* Problem details
List, from the lines below, each one with "роботу" in it.

^^^^^^^^^^^^^^^^

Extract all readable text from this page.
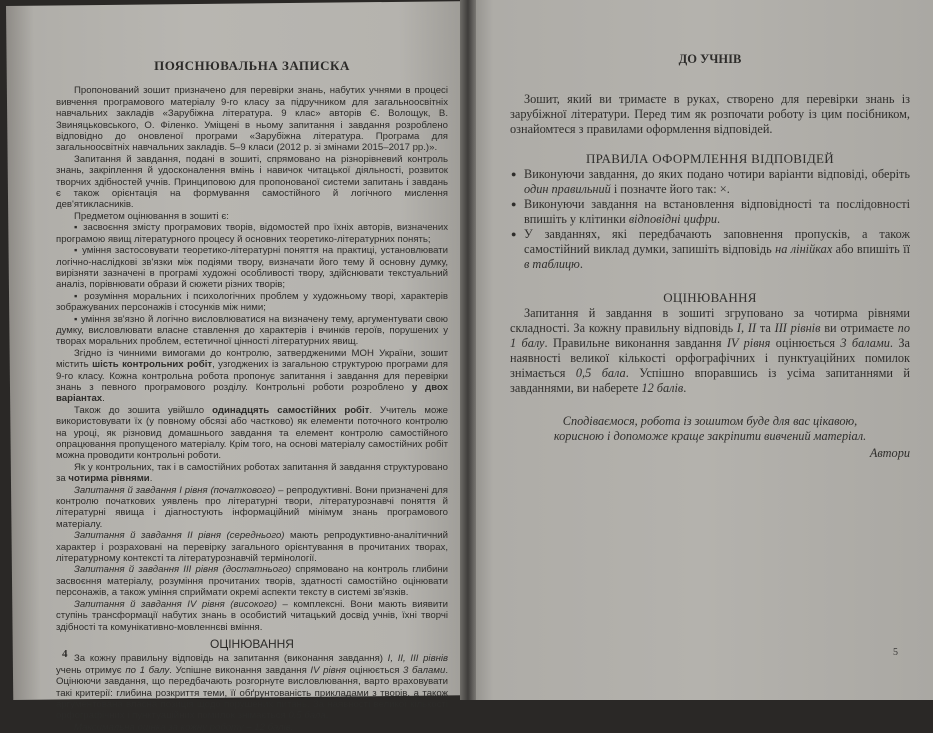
ПОЯСНЮВАЛЬНА ЗАПИСКА

Пропонований зошит призначено для перевірки знань, набутих учнями в процесі вивчення програмового матеріалу 9-го класу за підручником для загальноосвітніх навчальних закладів «Зарубіжна література. 9 клас» авторів Є. Волощук, В. Звиняцьковського, О. Філенко. Уміщені в ньому запитання і завдання розроблено відповідно до оновленої програми «Зарубіжна література. Програма для загальноосвітніх навчальних закладів. 5–9 класи (2012 р. зі змінами 2015–2017 рр.)».

Запитання й завдання, подані в зошиті, спрямовано на різнорівневий контроль знань, закріплення й удосконалення вмінь і навичок читацької діяльності, розвиток творчих здібностей учнів. Принциповою для пропонованої системи запитань і завдань є також орієнтація на формування самостійного й логічного мислення дев'ятикласників.

Предметом оцінювання в зошиті є:

▪ засвоєння змісту програмових творів, відомостей про їхніх авторів, визначених програмою явищ літературного процесу й основних теоретико-літературних понять;
▪ уміння застосовувати теоретико-літературні поняття на практиці, установлювати логічно-наслідкові зв'язки між подіями твору, визначати його тему й основну думку, вирізняти зазначені в програмі художні особливості твору, здійснювати текстуальний аналіз, порівнювати образи й сюжети різних творів;
▪ розуміння моральних і психологічних проблем у художньому творі, характерів зображуваних персонажів і стосунків між ними;
▪ уміння зв'язно й логічно висловлюватися на визначену тему, аргументувати свою думку, висловлювати власне ставлення до характерів і вчинків героїв, порушених у творах моральних проблем, естетичної цінності літературних явищ.

Згідно із чинними вимогами до контролю, затвердженими МОН України, зошит містить шість контрольних робіт, узгоджених із загальною структурою програми для 9-го класу. Кожна контрольна робота пропонує запитання і завдання для перевірки знань з певного програмового розділу. Контрольні роботи розроблено у двох варіантах.

Також до зошита увійшло одинадцять самостійних робіт. Учитель може використовувати їх (у повному обсязі або частково) як елементи поточного контролю на уроці, як різновид домашнього завдання та елемент контролю самостійного опрацювання пропущеного матеріалу. Крім того, на основі матеріалу самостійних робіт можна проводити контрольні роботи.

Як у контрольних, так і в самостійних роботах запитання й завдання структуровано за чотирма рівнями.

Запитання й завдання I рівня (початкового) – репродуктивні. Вони призначені для контролю початкових уявлень про літературні твори, літературознавчі поняття й літературні явища і діагностують інформаційний мінімум знань програмового матеріалу.

Запитання й завдання II рівня (середнього) мають репродуктивно-аналітичний характер і розраховані на перевірку загального орієнтування в прочитаних творах, літературному контексті та літературознавчій термінології.

Запитання й завдання III рівня (достатнього) спрямовано на контроль глибини засвоєння матеріалу, розуміння прочитаних творів, здатності самостійно оцінювати персонажів, а також уміння сприймати окремі аспекти тексту в системі зв'язків.

Запитання й завдання IV рівня (високого) – комплексні. Вони мають виявити ступінь трансформації набутих знань в особистий читацький досвід учнів, їхні творчі здібності та комунікативно-мовленнєві вміння.

ОЦІНЮВАННЯ

За кожну правильну відповідь на запитання (виконання завдання) I, II, III рівнів учень отримує по 1 балу. Успішне виконання завдання IV рівня оцінюється 3 балами. Оцінюючи завдання, що передбачають розгорнуте висловлювання, варто враховувати такі критерії: глибина розкриття теми, її обґрунтованість прикладами з творів, а також аргументована власна позиція щодо порушених питань. За наявності великої кількості орфографічних і пунктуаційних помилок знімається 0,5 бала.

Максимальна оцінка за кожну роботу – 12 балів.

4
ДО УЧНІВ

Зошит, який ви тримаєте в руках, створено для перевірки знань із зарубіжної літератури. Перед тим як розпочати роботу із цим посібником, ознайомтеся з правилами оформлення відповідей.

ПРАВИЛА ОФОРМЛЕННЯ ВІДПОВІДЕЙ
● Виконуючи завдання, до яких подано чотири варіанти відповіді, оберіть один правильний і позначте його так: ×.
● Виконуючи завдання на встановлення відповідності та послідовності впишіть у клітинки відповідні цифри.
● У завданнях, які передбачають заповнення пропусків, а також самостійний виклад думки, запишіть відповідь на лінійках або впишіть її в таблицю.
ОЦІНЮВАННЯ

Запитання й завдання в зошиті згруповано за чотирма рівнями складності. За кожну правильну відповідь I, II та III рівнів ви отримаєте по 1 балу. Правильне виконання завдання IV рівня оцінюється 3 балами. За наявності великої кількості орфографічних і пунктуаційних помилок знімається 0,5 бала. Успішно впоравшись із усіма запитаннями й завданнями, ви наберете 12 балів.

Сподіваємося, робота із зошитом буде для вас цікавою,
корисною і допоможе краще закріпити вивчений матеріал.

Автори

5
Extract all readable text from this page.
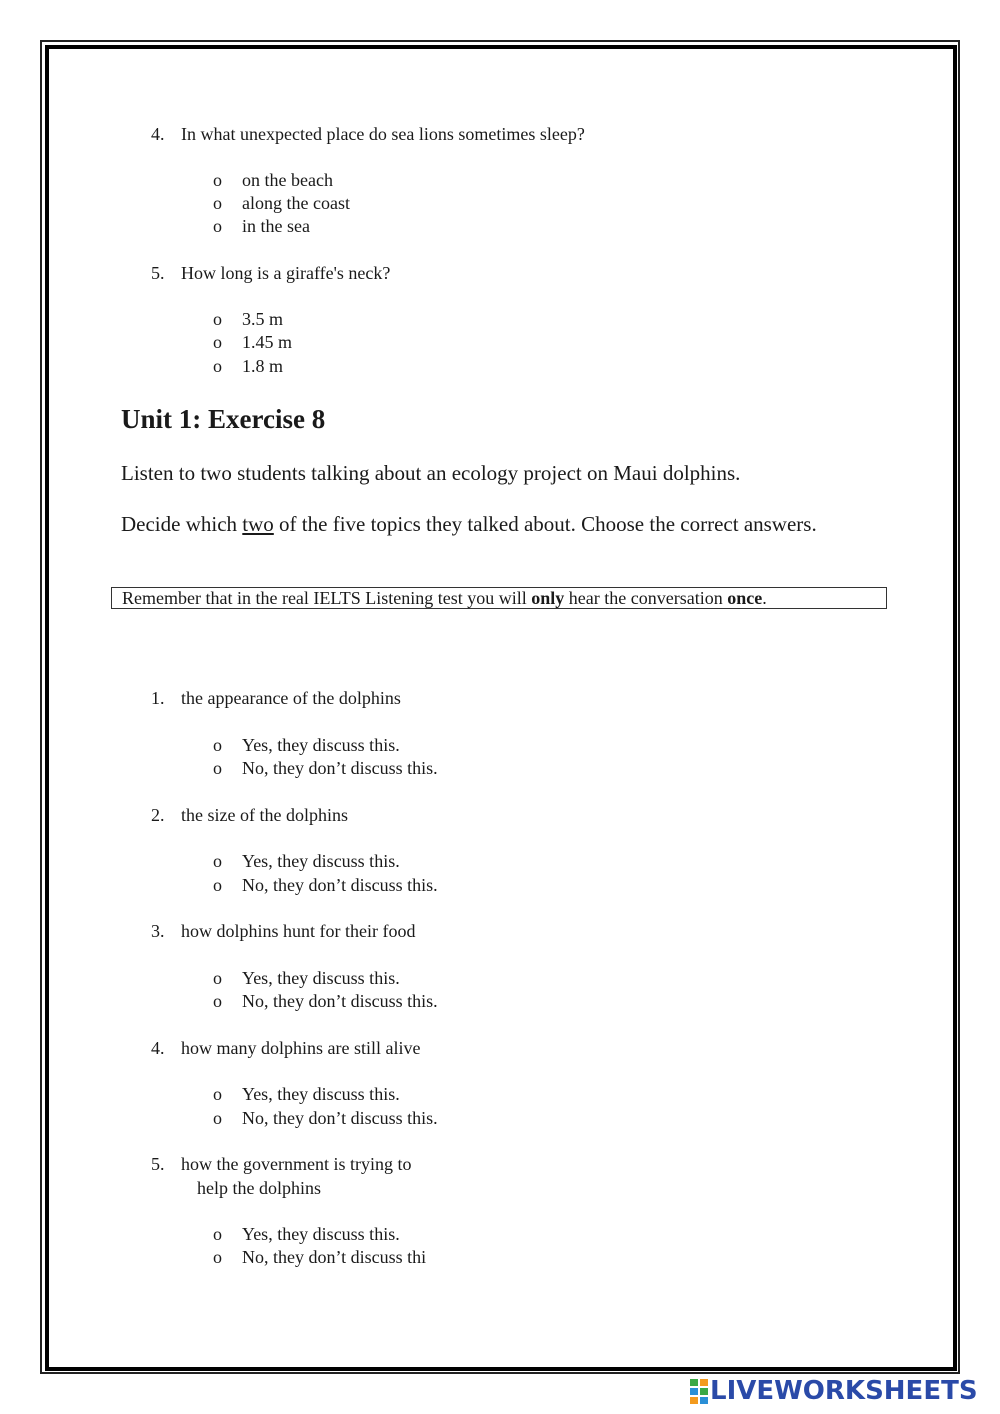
4. In what unexpected place do sea lions sometimes sleep?
o on the beach
o along the coast
o in the sea
5. How long is a giraffe's neck?
o 3.5 m
o 1.45 m
o 1.8 m
Unit 1: Exercise 8
Listen to two students talking about an ecology project on Maui dolphins.
Decide which two of the five topics they talked about. Choose the correct answers.
Remember that in the real IELTS Listening test you will only hear the conversation once.
1. the appearance of the dolphins
o Yes, they discuss this.
o No, they don’t discuss this.
2. the size of the dolphins
o Yes, they discuss this.
o No, they don’t discuss this.
3. how dolphins hunt for their food
o Yes, they discuss this.
o No, they don’t discuss this.
4. how many dolphins are still alive
o Yes, they discuss this.
o No, they don’t discuss this.
5. how the government is trying to
help the dolphins
o Yes, they discuss this.
o No, they don’t discuss thi
LIVEWORKSHEETS
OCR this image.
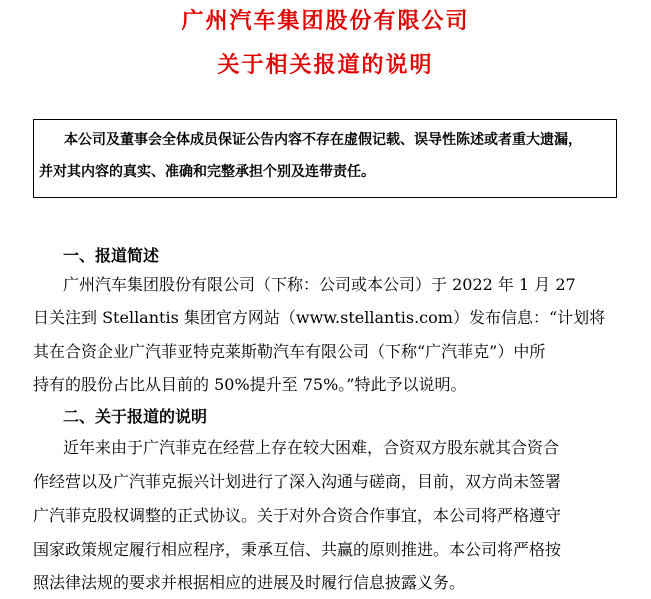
广州汽车集团股份有限公司
关于相关报道的说明
本公司及董事会全体成员保证公告内容不存在虚假记载、误导性陈述或者重大遗漏，
并对其内容的真实、准确和完整承担个别及连带责任。
一、报道简述
广州汽车集团股份有限公司（下称：公司或本公司）于 2022 年 1 月 27
日关注到 Stellantis 集团官方网站（www.stellantis.com）发布信息：“计划将
其在合资企业广汽菲亚特克莱斯勒汽车有限公司（下称“广汽菲克”）中所
持有的股份占比从目前的 50%提升至 75%。”特此予以说明。
二、关于报道的说明
近年来由于广汽菲克在经营上存在较大困难，合资双方股东就其合资合
作经营以及广汽菲克振兴计划进行了深入沟通与磋商，目前，双方尚未签署
广汽菲克股权调整的正式协议。关于对外合资合作事宜，本公司将严格遵守
国家政策规定履行相应程序，秉承互信、共赢的原则推进。本公司将严格按
照法律法规的要求并根据相应的进展及时履行信息披露义务。
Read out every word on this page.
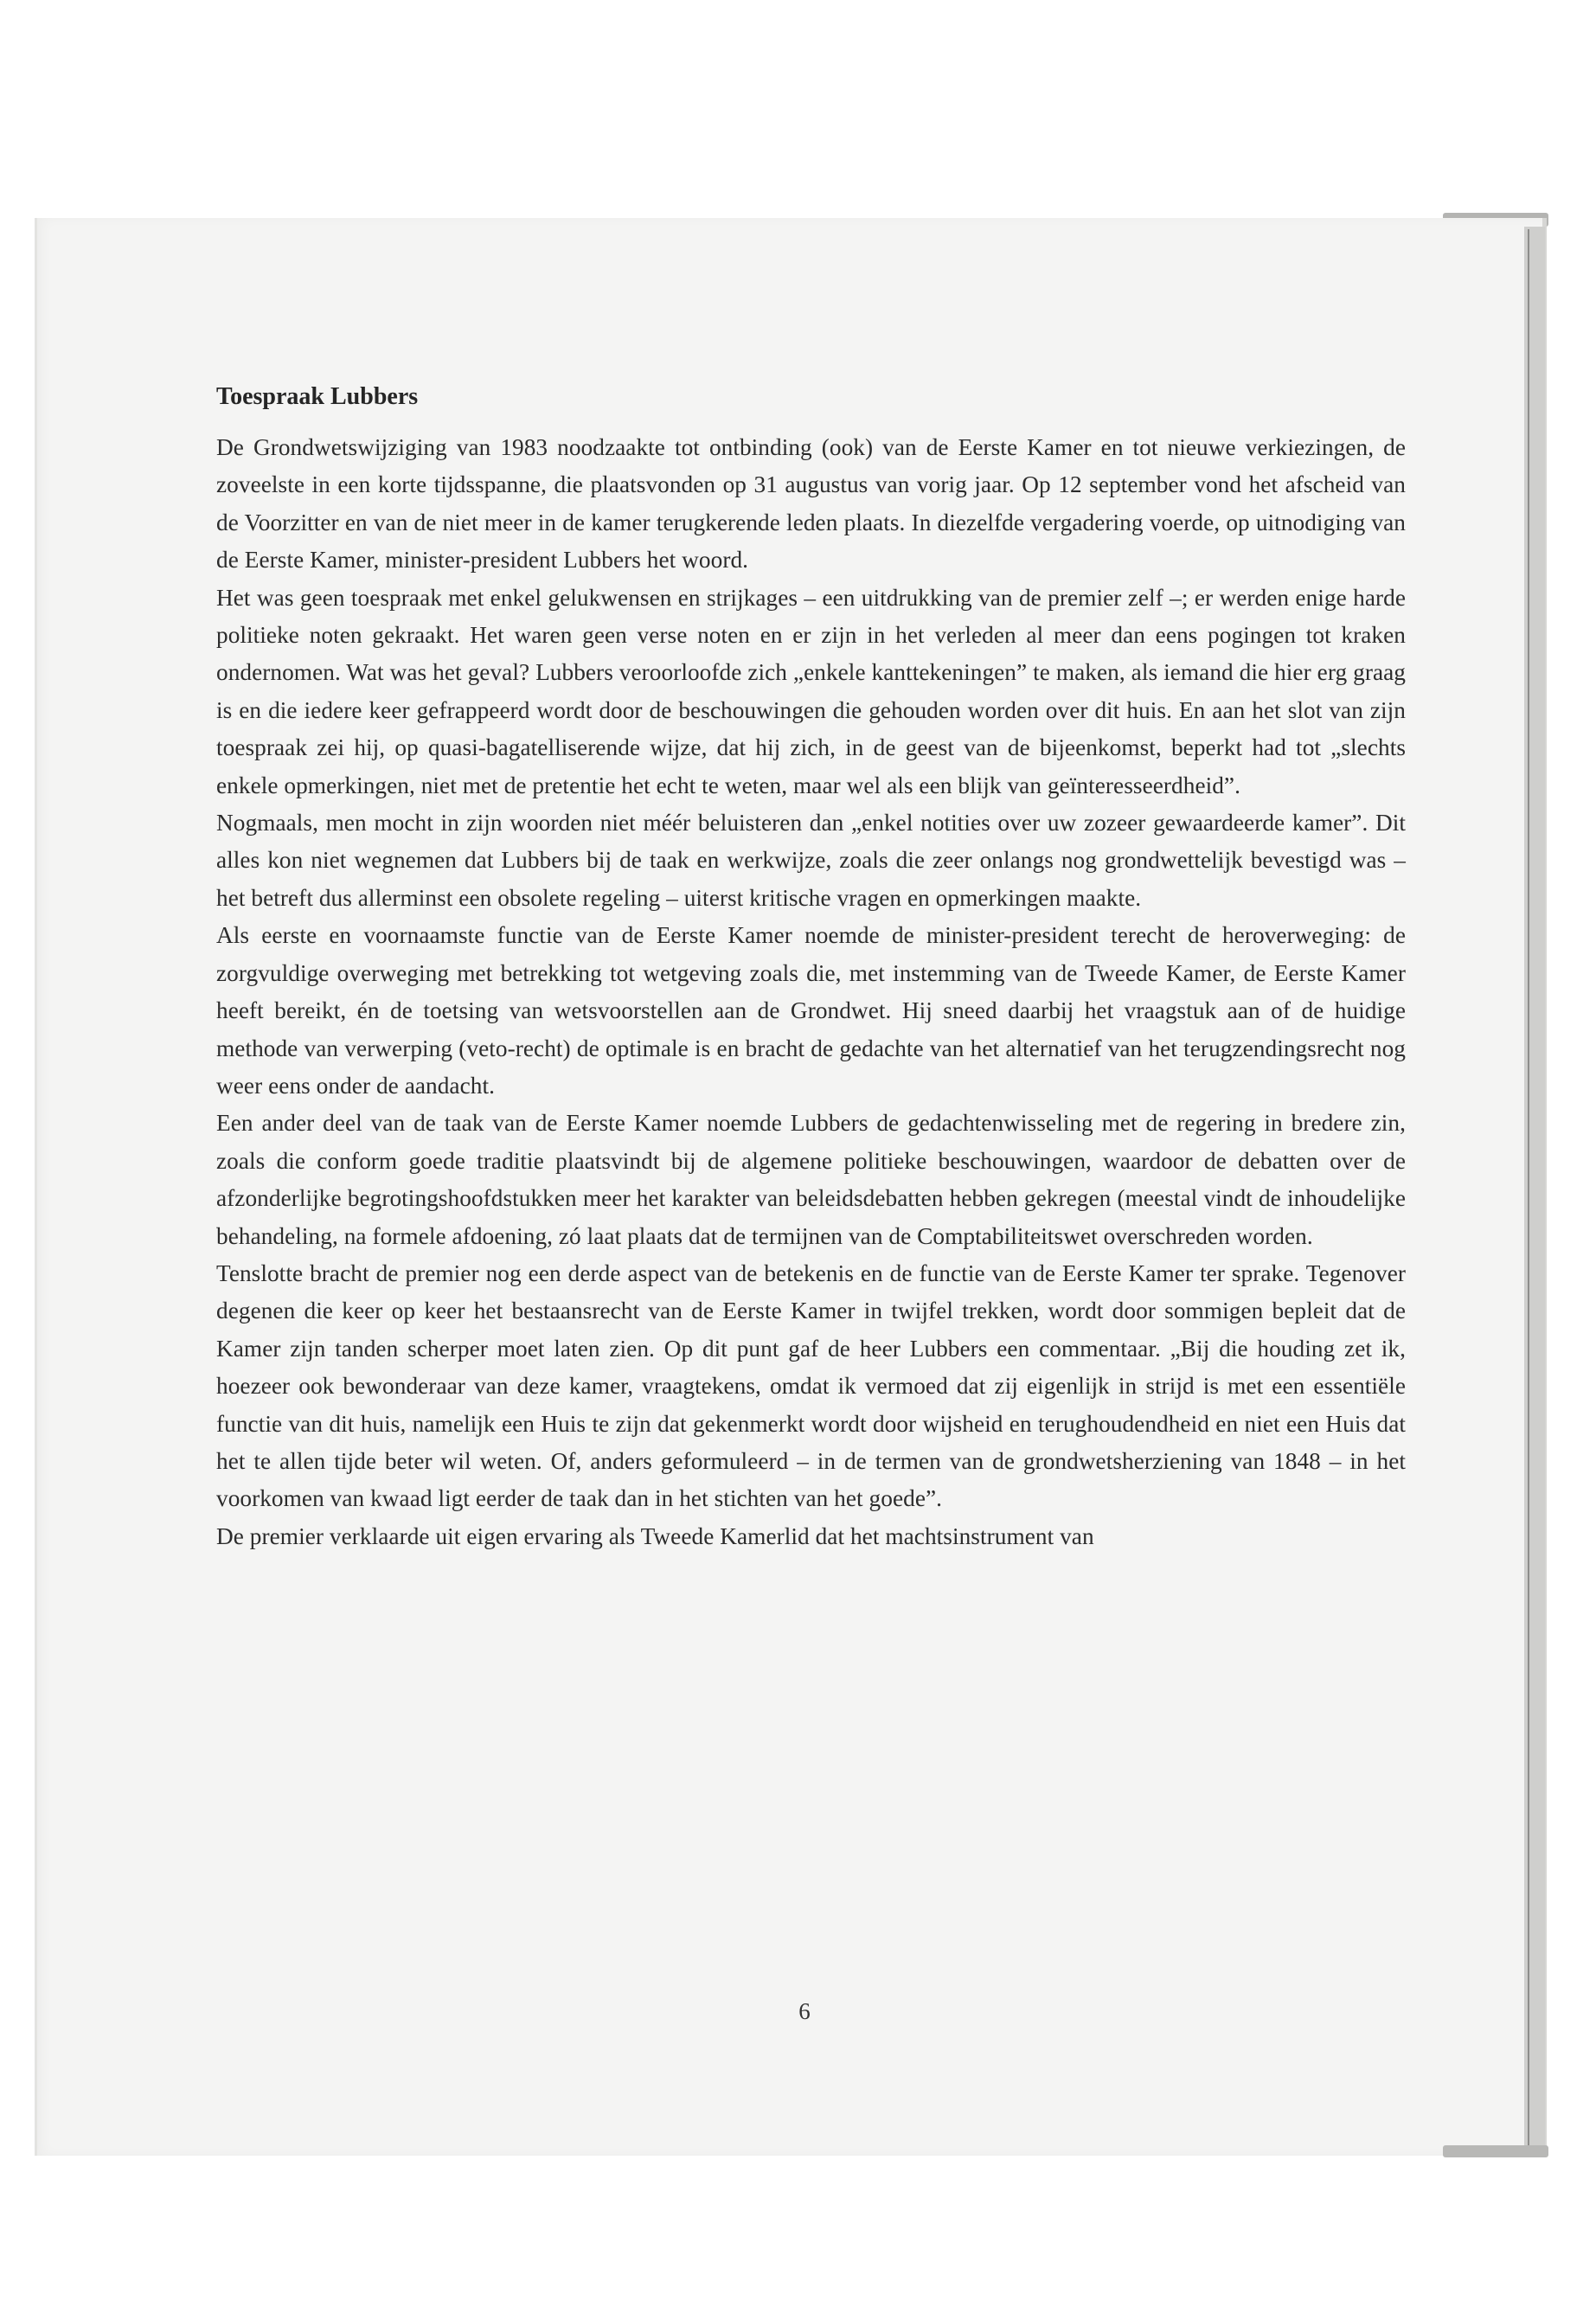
Toespraak Lubbers

De Grondwetswijziging van 1983 noodzaakte tot ontbinding (ook) van de Eerste Kamer en tot nieuwe verkiezingen, de zoveelste in een korte tijdsspanne, die plaatsvonden op 31 augustus van vorig jaar. Op 12 september vond het afscheid van de Voorzitter en van de niet meer in de kamer terugkerende leden plaats. In diezelfde vergadering voerde, op uitnodiging van de Eerste Kamer, minister-president Lubbers het woord.

Het was geen toespraak met enkel gelukwensen en strijkages – een uitdrukking van de premier zelf –; er werden enige harde politieke noten gekraakt. Het waren geen verse noten en er zijn in het verleden al meer dan eens pogingen tot kraken ondernomen. Wat was het geval? Lubbers veroorloofde zich „enkele kanttekeningen” te maken, als iemand die hier erg graag is en die iedere keer gefrappeerd wordt door de beschouwingen die gehouden worden over dit huis. En aan het slot van zijn toespraak zei hij, op quasi-bagatelliserende wijze, dat hij zich, in de geest van de bijeenkomst, beperkt had tot „slechts enkele opmerkingen, niet met de pretentie het echt te weten, maar wel als een blijk van geïnteresseerdheid”.

Nogmaals, men mocht in zijn woorden niet méér beluisteren dan „enkel notities over uw zozeer gewaardeerde kamer”. Dit alles kon niet wegnemen dat Lubbers bij de taak en werkwijze, zoals die zeer onlangs nog grondwettelijk bevestigd was – het betreft dus allerminst een obsolete regeling – uiterst kritische vragen en opmerkingen maakte.

Als eerste en voornaamste functie van de Eerste Kamer noemde de minister-president terecht de heroverweging: de zorgvuldige overweging met betrekking tot wetgeving zoals die, met instemming van de Tweede Kamer, de Eerste Kamer heeft bereikt, én de toetsing van wetsvoorstellen aan de Grondwet. Hij sneed daarbij het vraagstuk aan of de huidige methode van verwerping (veto-recht) de optimale is en bracht de gedachte van het alternatief van het terugzendingsrecht nog weer eens onder de aandacht.

Een ander deel van de taak van de Eerste Kamer noemde Lubbers de gedachtenwisseling met de regering in bredere zin, zoals die conform goede traditie plaatsvindt bij de algemene politieke beschouwingen, waardoor de debatten over de afzonderlijke begrotingshoofdstukken meer het karakter van beleidsdebatten hebben gekregen (meestal vindt de inhoudelijke behandeling, na formele afdoening, zó laat plaats dat de termijnen van de Comptabiliteitswet overschreden worden.

Tenslotte bracht de premier nog een derde aspect van de betekenis en de functie van de Eerste Kamer ter sprake. Tegenover degenen die keer op keer het bestaansrecht van de Eerste Kamer in twijfel trekken, wordt door sommigen bepleit dat de Kamer zijn tanden scherper moet laten zien. Op dit punt gaf de heer Lubbers een commentaar. „Bij die houding zet ik, hoezeer ook bewonderaar van deze kamer, vraagtekens, omdat ik vermoed dat zij eigenlijk in strijd is met een essentiële functie van dit huis, namelijk een Huis te zijn dat gekenmerkt wordt door wijsheid en terughoudendheid en niet een Huis dat het te allen tijde beter wil weten. Of, anders geformuleerd – in de termen van de grondwetsherziening van 1848 – in het voorkomen van kwaad ligt eerder de taak dan in het stichten van het goede”.

De premier verklaarde uit eigen ervaring als Tweede Kamerlid dat het machtsinstrument van

6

^^^^^^^^^^^^^^^^

* Solved problem
Максимальна оцінка за кожну роботу – 12 балів.
Зошит, який ви тримаєте в руках, створено для перевірки знань із зарубіжної літератури. Перед тим як розпочати роботу із цим посібником, ознайомтеся з правилами оформлення відповідей.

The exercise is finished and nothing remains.